===== AVAILABLE DATA
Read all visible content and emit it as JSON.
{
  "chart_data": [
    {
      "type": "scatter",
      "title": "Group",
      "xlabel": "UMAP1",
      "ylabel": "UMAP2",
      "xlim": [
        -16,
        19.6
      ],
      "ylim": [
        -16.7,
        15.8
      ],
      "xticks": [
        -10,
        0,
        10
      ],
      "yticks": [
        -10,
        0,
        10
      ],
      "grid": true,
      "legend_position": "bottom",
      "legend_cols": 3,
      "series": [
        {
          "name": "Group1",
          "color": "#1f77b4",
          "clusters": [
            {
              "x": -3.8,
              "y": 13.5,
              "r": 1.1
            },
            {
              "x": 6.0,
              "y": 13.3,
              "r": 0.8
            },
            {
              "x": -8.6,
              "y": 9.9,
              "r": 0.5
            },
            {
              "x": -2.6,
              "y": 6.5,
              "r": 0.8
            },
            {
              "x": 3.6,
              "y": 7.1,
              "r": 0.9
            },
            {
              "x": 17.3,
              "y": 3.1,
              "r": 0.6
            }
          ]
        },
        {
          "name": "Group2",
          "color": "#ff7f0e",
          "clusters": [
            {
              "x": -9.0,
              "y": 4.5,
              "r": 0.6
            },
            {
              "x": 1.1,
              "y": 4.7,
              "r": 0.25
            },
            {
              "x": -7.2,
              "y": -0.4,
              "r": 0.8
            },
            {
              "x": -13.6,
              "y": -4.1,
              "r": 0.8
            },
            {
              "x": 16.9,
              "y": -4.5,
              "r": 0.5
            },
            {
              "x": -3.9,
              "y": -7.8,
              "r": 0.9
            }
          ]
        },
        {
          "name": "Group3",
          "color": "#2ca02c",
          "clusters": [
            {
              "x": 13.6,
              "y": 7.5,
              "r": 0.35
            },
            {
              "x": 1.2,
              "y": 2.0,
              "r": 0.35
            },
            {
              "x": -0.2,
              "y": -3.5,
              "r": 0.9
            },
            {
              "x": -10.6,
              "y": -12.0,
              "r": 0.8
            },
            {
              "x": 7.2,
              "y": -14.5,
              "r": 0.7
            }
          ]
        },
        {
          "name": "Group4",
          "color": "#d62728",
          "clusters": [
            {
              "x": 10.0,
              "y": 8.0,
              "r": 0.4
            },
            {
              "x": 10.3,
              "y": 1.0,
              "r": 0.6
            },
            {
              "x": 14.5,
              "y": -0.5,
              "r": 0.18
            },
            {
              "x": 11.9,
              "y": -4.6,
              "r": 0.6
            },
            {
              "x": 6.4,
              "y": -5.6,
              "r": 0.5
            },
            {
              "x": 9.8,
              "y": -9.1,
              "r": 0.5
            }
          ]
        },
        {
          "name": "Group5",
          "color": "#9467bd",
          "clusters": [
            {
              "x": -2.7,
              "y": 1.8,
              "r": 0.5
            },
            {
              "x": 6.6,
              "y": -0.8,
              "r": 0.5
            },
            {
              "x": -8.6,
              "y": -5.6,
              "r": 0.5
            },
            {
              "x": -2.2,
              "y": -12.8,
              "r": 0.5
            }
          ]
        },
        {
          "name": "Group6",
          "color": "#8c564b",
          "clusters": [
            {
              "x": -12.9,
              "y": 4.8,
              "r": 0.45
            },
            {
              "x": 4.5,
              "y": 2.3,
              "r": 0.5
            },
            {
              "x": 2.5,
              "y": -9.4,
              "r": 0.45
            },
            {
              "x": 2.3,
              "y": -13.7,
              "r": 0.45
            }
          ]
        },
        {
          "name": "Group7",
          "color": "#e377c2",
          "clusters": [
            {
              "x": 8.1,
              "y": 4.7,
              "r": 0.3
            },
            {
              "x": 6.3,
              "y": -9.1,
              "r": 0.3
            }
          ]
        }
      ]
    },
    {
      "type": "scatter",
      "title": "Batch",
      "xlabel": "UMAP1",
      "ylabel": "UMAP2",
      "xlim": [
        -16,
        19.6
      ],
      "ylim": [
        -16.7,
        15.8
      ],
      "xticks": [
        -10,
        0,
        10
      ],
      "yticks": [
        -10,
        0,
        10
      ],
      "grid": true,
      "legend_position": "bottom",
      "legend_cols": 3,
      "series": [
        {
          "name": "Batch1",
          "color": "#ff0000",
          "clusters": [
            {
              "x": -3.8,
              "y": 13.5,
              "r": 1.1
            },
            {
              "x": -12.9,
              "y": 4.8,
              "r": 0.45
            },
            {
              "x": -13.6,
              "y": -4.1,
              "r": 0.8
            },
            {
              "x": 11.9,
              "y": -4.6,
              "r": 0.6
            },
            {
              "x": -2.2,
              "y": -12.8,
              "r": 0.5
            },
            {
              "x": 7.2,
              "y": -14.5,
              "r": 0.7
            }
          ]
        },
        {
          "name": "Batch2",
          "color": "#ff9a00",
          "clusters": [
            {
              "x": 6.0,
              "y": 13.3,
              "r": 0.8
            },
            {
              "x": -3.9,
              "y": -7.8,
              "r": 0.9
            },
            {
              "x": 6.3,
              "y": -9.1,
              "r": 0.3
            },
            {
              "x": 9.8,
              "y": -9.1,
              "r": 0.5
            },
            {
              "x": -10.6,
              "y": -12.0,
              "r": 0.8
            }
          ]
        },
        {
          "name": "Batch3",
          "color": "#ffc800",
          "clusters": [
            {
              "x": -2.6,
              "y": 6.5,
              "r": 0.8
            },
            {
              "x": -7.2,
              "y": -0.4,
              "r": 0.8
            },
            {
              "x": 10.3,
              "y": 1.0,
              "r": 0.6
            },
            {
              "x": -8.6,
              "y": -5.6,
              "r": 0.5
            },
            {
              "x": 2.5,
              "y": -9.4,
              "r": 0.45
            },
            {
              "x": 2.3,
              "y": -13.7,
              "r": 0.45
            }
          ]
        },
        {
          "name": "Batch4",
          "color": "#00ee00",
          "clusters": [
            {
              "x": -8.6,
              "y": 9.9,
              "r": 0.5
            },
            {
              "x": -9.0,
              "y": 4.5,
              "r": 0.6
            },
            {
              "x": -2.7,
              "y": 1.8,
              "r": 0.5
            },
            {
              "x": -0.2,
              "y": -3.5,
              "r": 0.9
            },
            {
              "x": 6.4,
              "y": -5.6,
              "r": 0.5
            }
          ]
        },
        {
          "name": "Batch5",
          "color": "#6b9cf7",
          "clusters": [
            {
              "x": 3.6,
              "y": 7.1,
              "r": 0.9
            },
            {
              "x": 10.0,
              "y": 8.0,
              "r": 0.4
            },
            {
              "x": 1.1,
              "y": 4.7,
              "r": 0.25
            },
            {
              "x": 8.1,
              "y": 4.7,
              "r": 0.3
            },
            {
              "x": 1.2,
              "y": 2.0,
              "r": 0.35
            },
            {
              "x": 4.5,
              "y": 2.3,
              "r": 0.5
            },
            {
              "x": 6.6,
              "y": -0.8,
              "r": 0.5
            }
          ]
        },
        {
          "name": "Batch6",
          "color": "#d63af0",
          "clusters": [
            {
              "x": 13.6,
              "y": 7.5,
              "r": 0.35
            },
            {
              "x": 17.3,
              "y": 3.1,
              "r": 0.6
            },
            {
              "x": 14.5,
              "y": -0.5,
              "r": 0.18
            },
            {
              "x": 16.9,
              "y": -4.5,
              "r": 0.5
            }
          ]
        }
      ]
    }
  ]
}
==========
§ **OBJECTIVE**: Copy each record from above exactly, and include every line.

§ **CORRECT RESULT**:
Read all visible content and emit it as JSON.
{
  "chart_data": [
    {
      "type": "scatter",
      "title": "Group",
      "xlabel": "UMAP1",
      "ylabel": "UMAP2",
      "xlim": [
        -16,
        19.6
      ],
      "ylim": [
        -16.7,
        15.8
      ],
      "xticks": [
        -10,
        0,
        10
      ],
      "yticks": [
        -10,
        0,
        10
      ],
      "grid": true,
      "legend_position": "bottom",
      "legend_cols": 3,
      "series": [
        {
          "name": "Group1",
          "color": "#1f77b4",
          "clusters": [
            {
              "x": -3.8,
              "y": 13.5,
              "r": 1.1
            },
            {
              "x": 6.0,
              "y": 13.3,
              "r": 0.8
            },
            {
              "x": -8.6,
              "y": 9.9,
              "r": 0.5
            },
            {
              "x": -2.6,
              "y": 6.5,
              "r": 0.8
            },
            {
              "x": 3.6,
              "y": 7.1,
              "r": 0.9
            },
            {
              "x": 17.3,
              "y": 3.1,
              "r": 0.6
            }
          ]
        },
        {
          "name": "Group2",
          "color": "#ff7f0e",
          "clusters": [
            {
              "x": -9.0,
              "y": 4.5,
              "r": 0.6
            },
            {
              "x": 1.1,
              "y": 4.7,
              "r": 0.25
            },
            {
              "x": -7.2,
              "y": -0.4,
              "r": 0.8
            },
            {
              "x": -13.6,
              "y": -4.1,
              "r": 0.8
            },
            {
              "x": 16.9,
              "y": -4.5,
              "r": 0.5
            },
            {
              "x": -3.9,
              "y": -7.8,
              "r": 0.9
            }
          ]
        },
        {
          "name": "Group3",
          "color": "#2ca02c",
          "clusters": [
            {
              "x": 13.6,
              "y": 7.5,
              "r": 0.35
            },
            {
              "x": 1.2,
              "y": 2.0,
              "r": 0.35
            },
            {
              "x": -0.2,
              "y": -3.5,
              "r": 0.9
            },
            {
              "x": -10.6,
              "y": -12.0,
              "r": 0.8
            },
            {
              "x": 7.2,
              "y": -14.5,
              "r": 0.7
            }
          ]
        },
        {
          "name": "Group4",
          "color": "#d62728",
          "clusters": [
            {
              "x": 10.0,
              "y": 8.0,
              "r": 0.4
            },
            {
              "x": 10.3,
              "y": 1.0,
              "r": 0.6
            },
            {
              "x": 14.5,
              "y": -0.5,
              "r": 0.18
            },
            {
              "x": 11.9,
              "y": -4.6,
              "r": 0.6
            },
            {
              "x": 6.4,
              "y": -5.6,
              "r": 0.5
            },
            {
              "x": 9.8,
              "y": -9.1,
              "r": 0.5
            }
          ]
        },
        {
          "name": "Group5",
          "color": "#9467bd",
          "clusters": [
            {
              "x": -2.7,
              "y": 1.8,
              "r": 0.5
            },
            {
              "x": 6.6,
              "y": -0.8,
              "r": 0.5
            },
            {
              "x": -8.6,
              "y": -5.6,
              "r": 0.5
            },
            {
              "x": -2.2,
              "y": -12.8,
              "r": 0.5
            }
          ]
        },
        {
          "name": "Group6",
          "color": "#8c564b",
          "clusters": [
            {
              "x": -12.9,
              "y": 4.8,
              "r": 0.45
            },
            {
              "x": 4.5,
              "y": 2.3,
              "r": 0.5
            },
            {
              "x": 2.5,
              "y": -9.4,
              "r": 0.45
            },
            {
              "x": 2.3,
              "y": -13.7,
              "r": 0.45
            }
          ]
        },
        {
          "name": "Group7",
          "color": "#e377c2",
          "clusters": [
            {
              "x": 8.1,
              "y": 4.7,
              "r": 0.3
            },
            {
              "x": 6.3,
              "y": -9.1,
              "r": 0.3
            }
          ]
        }
      ]
    },
    {
      "type": "scatter",
      "title": "Batch",
      "xlabel": "UMAP1",
      "ylabel": "UMAP2",
      "xlim": [
        -16,
        19.6
      ],
      "ylim": [
        -16.7,
        15.8
      ],
      "xticks": [
        -10,
        0,
        10
      ],
      "yticks": [
        -10,
        0,
        10
      ],
      "grid": true,
      "legend_position": "bottom",
      "legend_cols": 3,
      "series": [
        {
          "name": "Batch1",
          "color": "#ff0000",
          "clusters": [
            {
              "x": -3.8,
              "y": 13.5,
              "r": 1.1
            },
            {
              "x": -12.9,
              "y": 4.8,
              "r": 0.45
            },
            {
              "x": -13.6,
              "y": -4.1,
              "r": 0.8
            },
            {
              "x": 11.9,
              "y": -4.6,
              "r": 0.6
            },
            {
              "x": -2.2,
              "y": -12.8,
              "r": 0.5
            },
            {
              "x": 7.2,
              "y": -14.5,
              "r": 0.7
            }
          ]
        },
        {
          "name": "Batch2",
          "color": "#ff9a00",
          "clusters": [
            {
              "x": 6.0,
              "y": 13.3,
              "r": 0.8
            },
            {
              "x": -3.9,
              "y": -7.8,
              "r": 0.9
            },
            {
              "x": 6.3,
              "y": -9.1,
              "r": 0.3
            },
            {
              "x": 9.8,
              "y": -9.1,
              "r": 0.5
            },
            {
              "x": -10.6,
              "y": -12.0,
              "r": 0.8
            }
          ]
        },
        {
          "name": "Batch3",
          "color": "#ffc800",
          "clusters": [
            {
              "x": -2.6,
              "y": 6.5,
              "r": 0.8
            },
            {
              "x": -7.2,
              "y": -0.4,
              "r": 0.8
            },
            {
              "x": 10.3,
              "y": 1.0,
              "r": 0.6
            },
            {
              "x": -8.6,
              "y": -5.6,
              "r": 0.5
            },
            {
              "x": 2.5,
              "y": -9.4,
              "r": 0.45
            },
            {
              "x": 2.3,
              "y": -13.7,
              "r": 0.45
            }
          ]
        },
        {
          "name": "Batch4",
          "color": "#00ee00",
          "clusters": [
            {
              "x": -8.6,
              "y": 9.9,
              "r": 0.5
            },
            {
              "x": -9.0,
              "y": 4.5,
              "r": 0.6
            },
            {
              "x": -2.7,
              "y": 1.8,
              "r": 0.5
            },
            {
              "x": -0.2,
              "y": -3.5,
              "r": 0.9
            },
            {
              "x": 6.4,
              "y": -5.6,
              "r": 0.5
            }
          ]
        },
        {
          "name": "Batch5",
          "color": "#6b9cf7",
          "clusters": [
            {
              "x": 3.6,
              "y": 7.1,
              "r": 0.9
            },
            {
              "x": 10.0,
              "y": 8.0,
              "r": 0.4
            },
            {
              "x": 1.1,
              "y": 4.7,
              "r": 0.25
            },
            {
              "x": 8.1,
              "y": 4.7,
              "r": 0.3
            },
            {
              "x": 1.2,
              "y": 2.0,
              "r": 0.35
            },
            {
              "x": 4.5,
              "y": 2.3,
              "r": 0.5
            },
            {
              "x": 6.6,
              "y": -0.8,
              "r": 0.5
            }
          ]
        },
        {
          "name": "Batch6",
          "color": "#d63af0",
          "clusters": [
            {
              "x": 13.6,
              "y": 7.5,
              "r": 0.35
            },
            {
              "x": 17.3,
              "y": 3.1,
              "r": 0.6
            },
            {
              "x": 14.5,
              "y": -0.5,
              "r": 0.18
            },
            {
              "x": 16.9,
              "y": -4.5,
              "r": 0.5
            }
          ]
        }
      ]
    }
  ]
}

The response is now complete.